Таково «культурное, религиозное и гуманистическое наследие Европы». Оно дает повод считать, что — да, ее народы в их разнообразии объединяют валюта, рынок и гражданство. Плюс внешняя политика и система безопасности. Также «пространство правосудия без внутренних границ и свобода передвижения». Но основа единения — эти идеалы. Универсальны ли они? Вопрос. Их сторонники есть везде. Но свои они не для всех.
Для миллионов людей жизнь — это модернизация и развитие. В ней все меньше табу и фобий. Но в то же время быт иных миллионов диктуют страхи и запреты. Эти спрашивают: почему нет? Те: почему — да?
Марксовский тезис «бытие определяет сознание» — не для всех истина в последней инстанции. Разве мало тех, кто отвергает то, что для других членов одного с ними общества — норма? Примеров много. Насмешки над женщиной за рулем — вызов ценности равенства полов. Попытки контролировать творчество, информацию, стиль жизни, вероисповедание — неприятие ценности свободы. Злобность к расам, этносам, классам — отказ от идеала терпимости. А связанные с ним репрессии и запреты — отрицание прав человека (включая права меньшинств).
Взаимное неприятие ценностей (плюс конфликт интересов, этническая рознь, культовый фанатизм, боязнь «чужого») веками ссорит Восток и Запад, Север и Юг, мусульман, индусов, иудеев, христиан. Как и разные ветви ислама или конфессии христианства. Верующих и атеистов. Секулярную среду и прихожан.
В XVII веке в России церковные и светские реформы патриарха Никона и царя Алексея, а вскоре и проекты императора Петра, многих повергли в ужас. Кто-то принял новые времена за последние. И ринулся из «царства антихриста».

→ **Задания к упражнению**:
A - Напечатайте без изменений фрагмент текста о ценностях Европы, который открывается словами с «Для миллионов людей» и завершается словами «(включая права меньшинств).».
B - Что в XVII веке в России, согласно тексту о ценностях Европы, повергло многих в ужас?
C - Допишите следующую часть текста о ценностях Европы, начав сразу после его последнего предложения.

→ **Исходные записи**:
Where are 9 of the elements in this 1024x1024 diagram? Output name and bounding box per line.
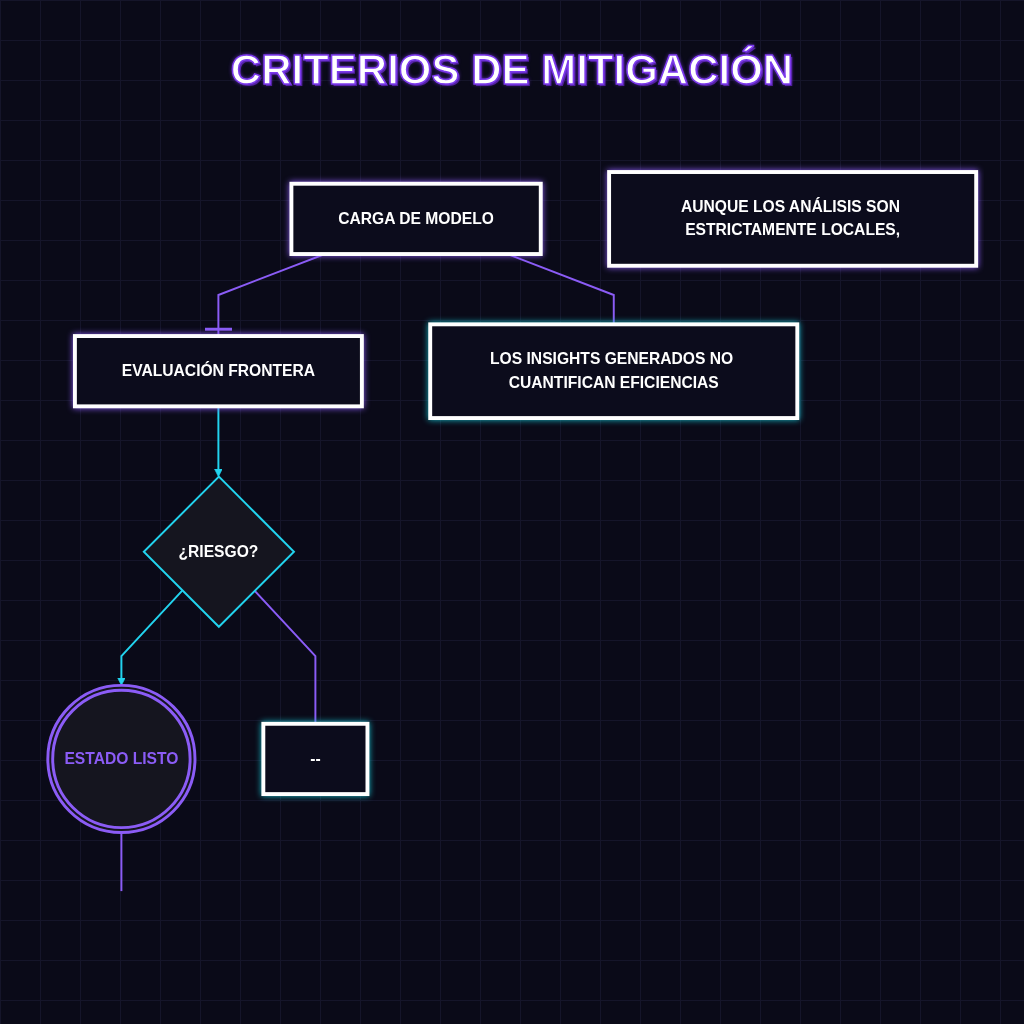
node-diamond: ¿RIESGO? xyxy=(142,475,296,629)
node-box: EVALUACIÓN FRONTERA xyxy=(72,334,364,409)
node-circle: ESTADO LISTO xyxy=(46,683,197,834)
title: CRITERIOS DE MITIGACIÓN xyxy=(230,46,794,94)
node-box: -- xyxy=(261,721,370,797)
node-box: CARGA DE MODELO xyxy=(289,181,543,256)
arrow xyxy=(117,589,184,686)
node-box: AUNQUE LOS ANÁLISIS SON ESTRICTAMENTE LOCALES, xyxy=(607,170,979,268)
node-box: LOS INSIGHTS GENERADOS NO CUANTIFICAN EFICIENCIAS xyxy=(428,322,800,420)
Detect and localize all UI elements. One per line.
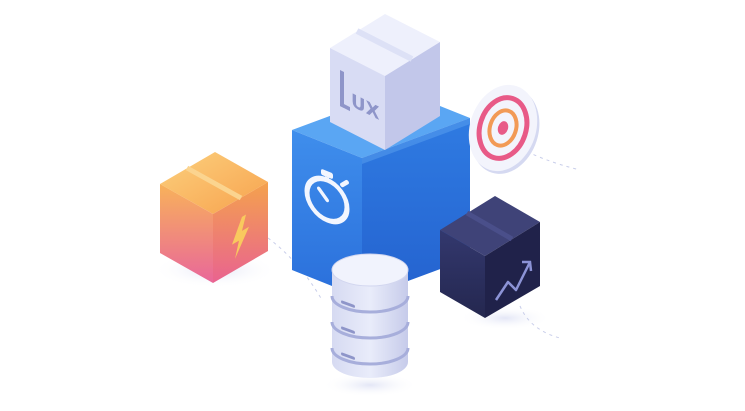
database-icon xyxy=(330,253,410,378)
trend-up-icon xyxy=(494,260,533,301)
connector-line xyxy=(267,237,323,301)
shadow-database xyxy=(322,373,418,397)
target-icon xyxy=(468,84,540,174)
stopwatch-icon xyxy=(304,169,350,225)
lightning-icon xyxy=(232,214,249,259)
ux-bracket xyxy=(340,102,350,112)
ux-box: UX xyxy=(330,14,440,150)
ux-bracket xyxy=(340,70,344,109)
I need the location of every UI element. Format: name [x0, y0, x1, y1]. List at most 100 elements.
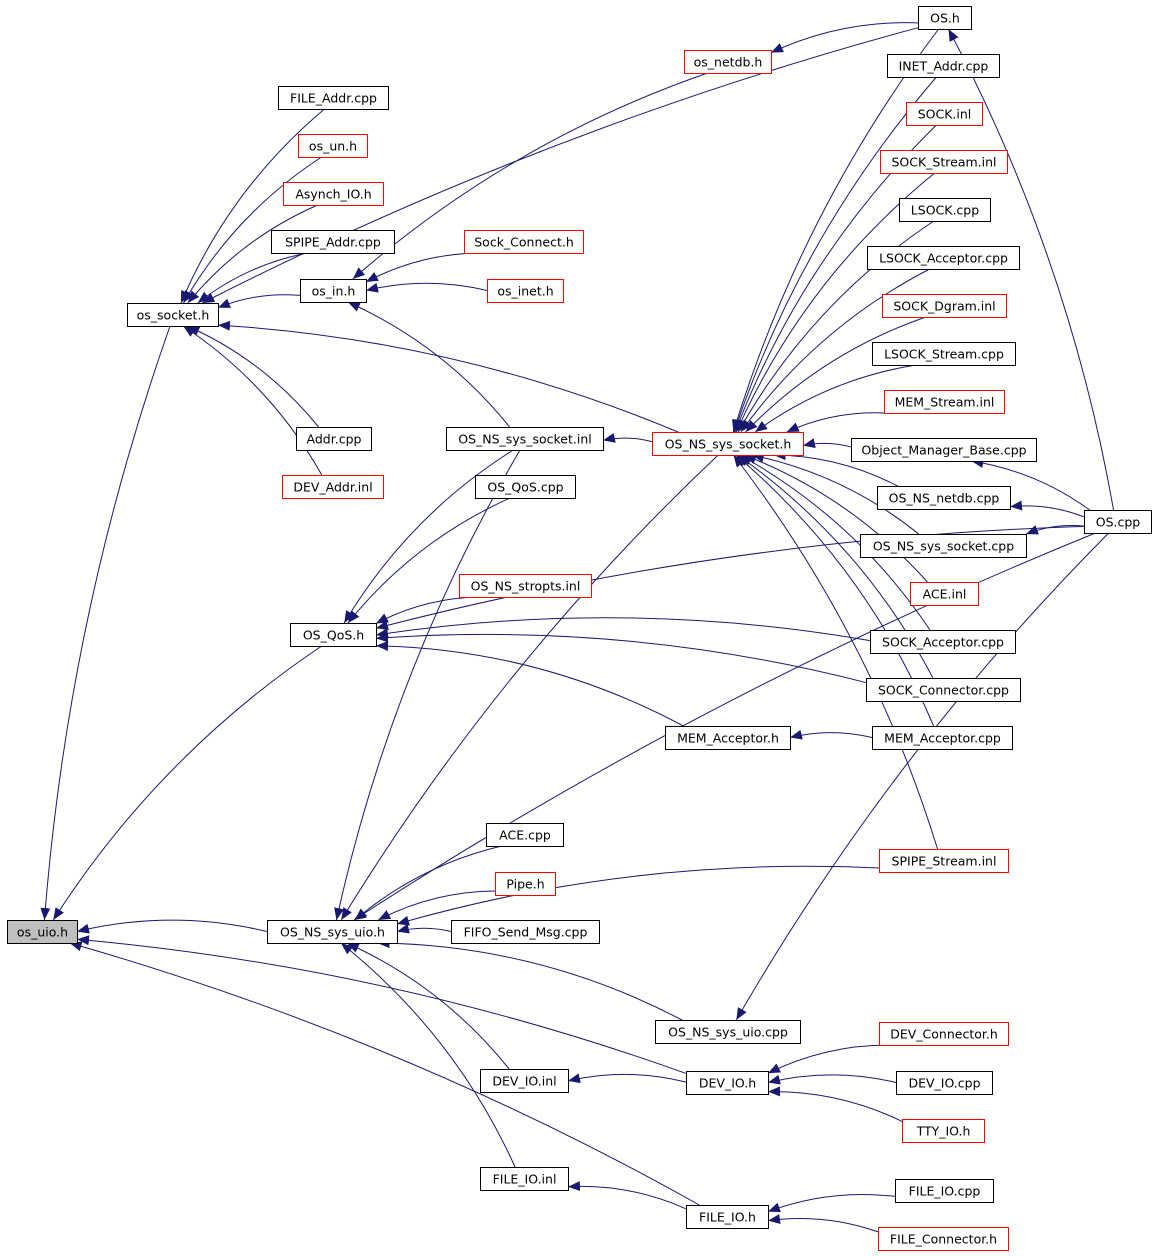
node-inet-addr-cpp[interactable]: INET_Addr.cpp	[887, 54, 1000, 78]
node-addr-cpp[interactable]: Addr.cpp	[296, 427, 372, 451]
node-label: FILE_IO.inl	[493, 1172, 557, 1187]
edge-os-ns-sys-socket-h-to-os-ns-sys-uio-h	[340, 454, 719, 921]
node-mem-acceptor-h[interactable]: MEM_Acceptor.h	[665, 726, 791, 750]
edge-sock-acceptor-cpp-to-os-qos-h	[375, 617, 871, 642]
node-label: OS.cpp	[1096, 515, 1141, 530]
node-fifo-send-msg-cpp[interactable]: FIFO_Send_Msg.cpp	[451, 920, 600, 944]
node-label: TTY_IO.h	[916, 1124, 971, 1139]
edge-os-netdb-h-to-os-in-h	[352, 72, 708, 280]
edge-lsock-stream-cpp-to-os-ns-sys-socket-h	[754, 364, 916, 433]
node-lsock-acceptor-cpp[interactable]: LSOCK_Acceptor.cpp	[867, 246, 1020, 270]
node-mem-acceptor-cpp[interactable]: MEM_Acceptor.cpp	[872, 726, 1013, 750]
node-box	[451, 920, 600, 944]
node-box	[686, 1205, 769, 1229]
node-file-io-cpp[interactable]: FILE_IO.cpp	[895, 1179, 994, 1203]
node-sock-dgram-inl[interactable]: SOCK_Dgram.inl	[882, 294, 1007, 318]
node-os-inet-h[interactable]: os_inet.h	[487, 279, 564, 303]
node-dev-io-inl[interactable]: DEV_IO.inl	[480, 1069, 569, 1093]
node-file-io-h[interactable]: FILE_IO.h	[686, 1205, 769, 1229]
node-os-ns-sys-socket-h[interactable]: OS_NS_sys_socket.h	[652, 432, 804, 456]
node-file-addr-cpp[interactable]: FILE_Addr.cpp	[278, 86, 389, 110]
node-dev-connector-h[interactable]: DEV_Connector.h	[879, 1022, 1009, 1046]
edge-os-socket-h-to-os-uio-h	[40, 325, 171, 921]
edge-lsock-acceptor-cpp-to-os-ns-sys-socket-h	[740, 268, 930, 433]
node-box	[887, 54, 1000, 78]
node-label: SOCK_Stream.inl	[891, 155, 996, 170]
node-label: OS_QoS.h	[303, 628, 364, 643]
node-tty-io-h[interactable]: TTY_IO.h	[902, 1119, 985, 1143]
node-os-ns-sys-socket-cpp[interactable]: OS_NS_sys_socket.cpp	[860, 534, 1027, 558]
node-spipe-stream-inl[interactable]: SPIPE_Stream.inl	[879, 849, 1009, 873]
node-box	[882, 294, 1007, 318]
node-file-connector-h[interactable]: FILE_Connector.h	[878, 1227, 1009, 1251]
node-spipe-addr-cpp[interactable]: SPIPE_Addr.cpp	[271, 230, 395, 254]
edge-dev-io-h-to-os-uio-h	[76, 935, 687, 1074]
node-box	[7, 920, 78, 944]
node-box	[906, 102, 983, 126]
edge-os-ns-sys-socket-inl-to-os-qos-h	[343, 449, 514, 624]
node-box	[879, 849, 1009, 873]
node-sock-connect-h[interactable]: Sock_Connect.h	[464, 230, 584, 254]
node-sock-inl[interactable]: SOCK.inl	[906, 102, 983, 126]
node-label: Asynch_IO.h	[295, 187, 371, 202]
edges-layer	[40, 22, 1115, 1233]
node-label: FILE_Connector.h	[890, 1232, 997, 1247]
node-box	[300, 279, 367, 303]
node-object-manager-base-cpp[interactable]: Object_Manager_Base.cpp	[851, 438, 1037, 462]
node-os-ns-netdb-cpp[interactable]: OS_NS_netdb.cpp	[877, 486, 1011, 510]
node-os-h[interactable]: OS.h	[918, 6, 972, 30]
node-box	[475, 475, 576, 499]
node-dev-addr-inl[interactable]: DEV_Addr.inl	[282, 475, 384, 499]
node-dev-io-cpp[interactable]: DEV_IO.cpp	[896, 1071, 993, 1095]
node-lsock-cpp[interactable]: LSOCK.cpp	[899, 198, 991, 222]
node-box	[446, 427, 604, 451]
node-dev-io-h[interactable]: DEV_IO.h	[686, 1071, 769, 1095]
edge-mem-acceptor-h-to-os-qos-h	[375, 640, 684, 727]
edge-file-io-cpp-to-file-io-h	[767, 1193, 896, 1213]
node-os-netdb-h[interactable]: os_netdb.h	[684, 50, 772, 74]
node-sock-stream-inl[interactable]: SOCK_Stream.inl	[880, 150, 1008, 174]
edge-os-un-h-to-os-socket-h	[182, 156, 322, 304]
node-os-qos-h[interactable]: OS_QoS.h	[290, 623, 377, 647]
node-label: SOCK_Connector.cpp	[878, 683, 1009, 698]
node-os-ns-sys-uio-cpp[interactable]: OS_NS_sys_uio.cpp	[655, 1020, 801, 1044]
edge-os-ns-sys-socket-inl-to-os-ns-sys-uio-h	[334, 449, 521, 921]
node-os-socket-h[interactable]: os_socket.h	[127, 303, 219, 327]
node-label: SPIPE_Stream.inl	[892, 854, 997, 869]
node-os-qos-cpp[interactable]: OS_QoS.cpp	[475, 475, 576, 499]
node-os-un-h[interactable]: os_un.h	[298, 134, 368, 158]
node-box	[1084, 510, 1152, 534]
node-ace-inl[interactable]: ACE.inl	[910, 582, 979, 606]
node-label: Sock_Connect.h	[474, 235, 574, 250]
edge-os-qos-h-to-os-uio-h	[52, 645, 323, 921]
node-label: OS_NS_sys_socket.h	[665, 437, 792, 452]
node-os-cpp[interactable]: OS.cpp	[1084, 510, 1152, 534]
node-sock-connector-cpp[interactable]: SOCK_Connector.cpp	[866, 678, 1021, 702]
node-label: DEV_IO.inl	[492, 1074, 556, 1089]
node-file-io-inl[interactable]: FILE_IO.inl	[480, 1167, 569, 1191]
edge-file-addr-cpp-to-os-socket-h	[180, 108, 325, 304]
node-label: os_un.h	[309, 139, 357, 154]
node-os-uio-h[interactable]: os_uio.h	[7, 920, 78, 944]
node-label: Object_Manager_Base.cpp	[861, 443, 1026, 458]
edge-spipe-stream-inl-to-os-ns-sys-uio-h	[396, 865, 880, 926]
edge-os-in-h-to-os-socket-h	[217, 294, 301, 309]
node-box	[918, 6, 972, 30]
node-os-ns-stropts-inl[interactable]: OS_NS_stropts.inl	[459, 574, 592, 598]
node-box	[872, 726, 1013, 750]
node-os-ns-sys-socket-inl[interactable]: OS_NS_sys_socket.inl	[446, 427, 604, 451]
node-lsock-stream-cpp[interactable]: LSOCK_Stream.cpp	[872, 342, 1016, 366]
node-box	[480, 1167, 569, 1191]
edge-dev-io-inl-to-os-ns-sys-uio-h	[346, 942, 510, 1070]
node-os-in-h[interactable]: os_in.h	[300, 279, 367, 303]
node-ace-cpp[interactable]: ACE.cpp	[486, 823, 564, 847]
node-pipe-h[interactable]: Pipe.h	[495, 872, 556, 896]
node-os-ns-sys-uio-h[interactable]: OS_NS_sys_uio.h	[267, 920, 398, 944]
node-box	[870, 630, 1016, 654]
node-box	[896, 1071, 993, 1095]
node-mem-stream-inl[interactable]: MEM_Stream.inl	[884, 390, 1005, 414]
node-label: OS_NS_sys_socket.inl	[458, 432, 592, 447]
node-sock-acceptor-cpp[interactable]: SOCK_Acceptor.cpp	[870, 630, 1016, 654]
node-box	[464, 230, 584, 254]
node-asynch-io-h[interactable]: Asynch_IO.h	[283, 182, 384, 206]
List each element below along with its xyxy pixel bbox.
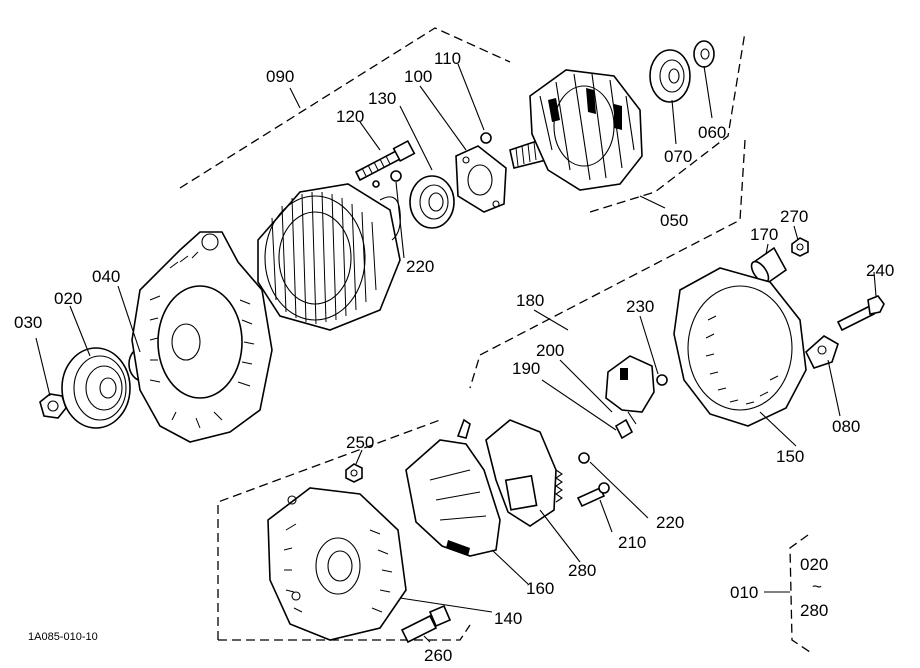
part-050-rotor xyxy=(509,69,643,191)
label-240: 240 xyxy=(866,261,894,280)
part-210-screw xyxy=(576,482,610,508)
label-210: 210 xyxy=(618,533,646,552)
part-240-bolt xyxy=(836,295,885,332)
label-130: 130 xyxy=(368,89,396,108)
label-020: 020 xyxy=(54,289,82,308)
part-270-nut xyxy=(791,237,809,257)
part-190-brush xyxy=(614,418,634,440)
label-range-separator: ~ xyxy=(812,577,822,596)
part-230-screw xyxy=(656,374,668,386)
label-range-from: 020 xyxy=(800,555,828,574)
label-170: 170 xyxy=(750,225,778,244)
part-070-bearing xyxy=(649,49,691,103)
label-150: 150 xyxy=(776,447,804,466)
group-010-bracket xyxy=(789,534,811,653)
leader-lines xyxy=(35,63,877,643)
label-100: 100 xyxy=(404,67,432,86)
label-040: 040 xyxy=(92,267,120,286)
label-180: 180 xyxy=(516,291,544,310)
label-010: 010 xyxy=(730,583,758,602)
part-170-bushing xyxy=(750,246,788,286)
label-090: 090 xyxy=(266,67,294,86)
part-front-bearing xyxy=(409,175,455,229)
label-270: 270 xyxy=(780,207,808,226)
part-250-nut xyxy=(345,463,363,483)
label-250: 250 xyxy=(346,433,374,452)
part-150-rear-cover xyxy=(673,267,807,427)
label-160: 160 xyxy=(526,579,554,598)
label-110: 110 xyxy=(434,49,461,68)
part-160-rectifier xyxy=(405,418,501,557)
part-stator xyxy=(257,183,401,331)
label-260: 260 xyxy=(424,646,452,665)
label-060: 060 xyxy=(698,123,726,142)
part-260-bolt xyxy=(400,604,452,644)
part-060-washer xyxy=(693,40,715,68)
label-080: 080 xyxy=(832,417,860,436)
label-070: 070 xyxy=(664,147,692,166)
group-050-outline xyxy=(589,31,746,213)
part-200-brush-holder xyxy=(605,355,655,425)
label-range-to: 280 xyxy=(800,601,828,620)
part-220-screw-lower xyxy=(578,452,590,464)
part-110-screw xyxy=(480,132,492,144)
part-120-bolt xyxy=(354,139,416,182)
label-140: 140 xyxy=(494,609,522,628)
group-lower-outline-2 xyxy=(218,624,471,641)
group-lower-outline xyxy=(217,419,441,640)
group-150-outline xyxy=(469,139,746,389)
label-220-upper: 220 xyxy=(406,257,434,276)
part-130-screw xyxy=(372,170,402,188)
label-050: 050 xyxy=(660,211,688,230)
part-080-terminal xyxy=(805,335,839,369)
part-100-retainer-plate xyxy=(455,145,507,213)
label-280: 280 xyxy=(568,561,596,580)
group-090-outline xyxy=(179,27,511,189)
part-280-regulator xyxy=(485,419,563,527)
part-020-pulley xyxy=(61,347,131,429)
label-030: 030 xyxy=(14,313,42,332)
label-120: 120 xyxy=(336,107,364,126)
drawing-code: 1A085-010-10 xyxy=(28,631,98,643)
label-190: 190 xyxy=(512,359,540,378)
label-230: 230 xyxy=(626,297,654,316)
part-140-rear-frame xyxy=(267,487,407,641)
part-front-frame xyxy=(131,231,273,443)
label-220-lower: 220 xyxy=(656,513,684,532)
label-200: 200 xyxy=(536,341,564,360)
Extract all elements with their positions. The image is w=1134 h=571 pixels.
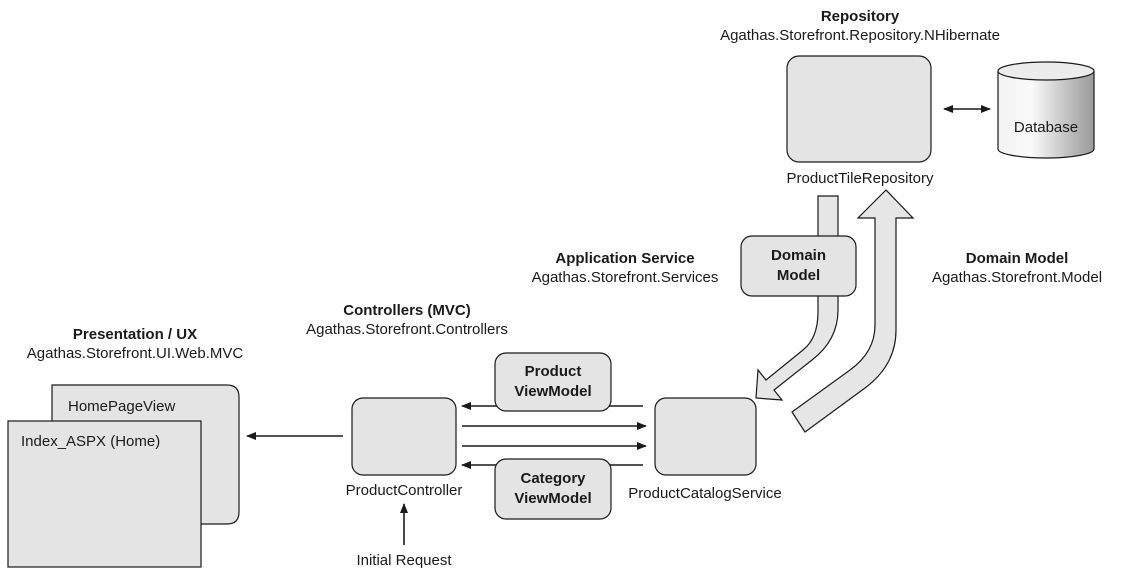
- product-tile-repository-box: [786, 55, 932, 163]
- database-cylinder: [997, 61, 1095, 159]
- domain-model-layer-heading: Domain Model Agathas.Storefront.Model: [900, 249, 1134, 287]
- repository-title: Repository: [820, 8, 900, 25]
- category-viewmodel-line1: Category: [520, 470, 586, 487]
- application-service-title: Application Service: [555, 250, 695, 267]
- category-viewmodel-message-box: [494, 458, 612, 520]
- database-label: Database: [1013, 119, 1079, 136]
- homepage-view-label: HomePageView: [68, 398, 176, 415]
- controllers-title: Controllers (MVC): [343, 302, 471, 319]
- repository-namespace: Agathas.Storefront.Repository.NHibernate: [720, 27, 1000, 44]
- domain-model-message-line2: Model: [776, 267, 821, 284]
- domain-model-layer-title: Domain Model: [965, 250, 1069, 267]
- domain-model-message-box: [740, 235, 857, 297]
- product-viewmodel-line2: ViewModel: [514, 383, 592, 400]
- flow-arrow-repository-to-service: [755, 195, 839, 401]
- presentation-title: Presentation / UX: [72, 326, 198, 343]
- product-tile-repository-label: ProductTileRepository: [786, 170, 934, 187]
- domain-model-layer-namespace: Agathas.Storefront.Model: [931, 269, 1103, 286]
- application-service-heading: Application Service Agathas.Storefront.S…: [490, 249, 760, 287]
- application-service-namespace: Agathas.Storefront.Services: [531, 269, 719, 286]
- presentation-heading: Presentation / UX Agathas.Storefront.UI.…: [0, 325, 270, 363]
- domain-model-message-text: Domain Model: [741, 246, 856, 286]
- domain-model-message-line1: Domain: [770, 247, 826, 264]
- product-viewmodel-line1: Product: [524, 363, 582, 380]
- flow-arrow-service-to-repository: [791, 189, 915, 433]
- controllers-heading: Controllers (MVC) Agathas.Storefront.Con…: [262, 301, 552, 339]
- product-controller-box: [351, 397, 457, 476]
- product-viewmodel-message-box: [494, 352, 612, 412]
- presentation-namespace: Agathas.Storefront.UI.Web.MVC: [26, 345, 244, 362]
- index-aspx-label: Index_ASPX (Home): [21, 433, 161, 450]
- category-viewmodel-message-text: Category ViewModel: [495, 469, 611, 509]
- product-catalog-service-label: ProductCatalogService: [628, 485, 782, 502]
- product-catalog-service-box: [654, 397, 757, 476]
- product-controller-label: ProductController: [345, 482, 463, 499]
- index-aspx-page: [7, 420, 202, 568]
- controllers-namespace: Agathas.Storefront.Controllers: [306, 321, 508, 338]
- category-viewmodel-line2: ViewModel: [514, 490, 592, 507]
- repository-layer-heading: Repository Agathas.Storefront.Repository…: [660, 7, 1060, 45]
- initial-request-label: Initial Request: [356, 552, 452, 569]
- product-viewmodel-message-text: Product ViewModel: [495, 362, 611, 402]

→ **Результаты**:
A -
Для миллионов людей жизнь — это модернизация и развитие. В ней все меньше табу и фобий. Но в то же время быт иных миллионов диктуют страхи и запреты. Эти спрашивают: почему нет? Те: почему — да?
Марксовский тезис «бытие определяет сознание» — не для всех истина в последней инстанции. Разве мало тех, кто отвергает то, что для других членов одного с ними общества — норма? Примеров много. Насмешки над женщиной за рулем — вызов ценности равенства полов. Попытки контролировать творчество, информацию, стиль жизни, вероисповедание — неприятие ценности свободы. Злобность к расам, этносам, классам — отказ от идеала терпимости. А связанные с ним репрессии и запреты — отрицание прав человека (включая права меньшинств).

B - Церковные и светские реформы патриарха Никона и царя Алексея, а вскоре и проекты императора Петра.

C -
Исправление обрядов и книг, ликвидация патриаршества, «немецкое» платье, бритье, табак, быстрые перемены в обиходе, пугали народ. И самые боязливые пошли в глушь. К религиозным консерваторам — раскольникам. Их крайнее крыло сулило спасение в самосожжении и добровольном смертном посте. Надо «гибнуть “за един аз”!» – учили они. Ибо «от правильности буквы и обряда зависит спасение души», а правильно «лишь то, что исстари употреблялось…» Умеренное же крыло звало строить общины вдали от блудной Москвы и гиблого мира.
Схожие призывы слышны и сейчас. Из Штатов. Прежде протестант и католик, а ныне православный Род Дреер, пишущий для ресурса The American Conservative, советует покидать постхристианский мир. Уносить с собой нормы и запреты, что исстари употреблялись. Стать как Бенедикт Нурсийский — общий для православных и католиков святой, бежавший в VI веке от мира и основавший первый монашеский орден.
Но от чего хочет бежать Дреер?
От мира, погрязшего в пучине сексуальной революции.
Да и есть ли она? Сильно ли она страшнее оргий Калигулы, шалостей византийских матрон, грез Коллонтай, проказ хиппи. Общество переварило их. И пошло дальше.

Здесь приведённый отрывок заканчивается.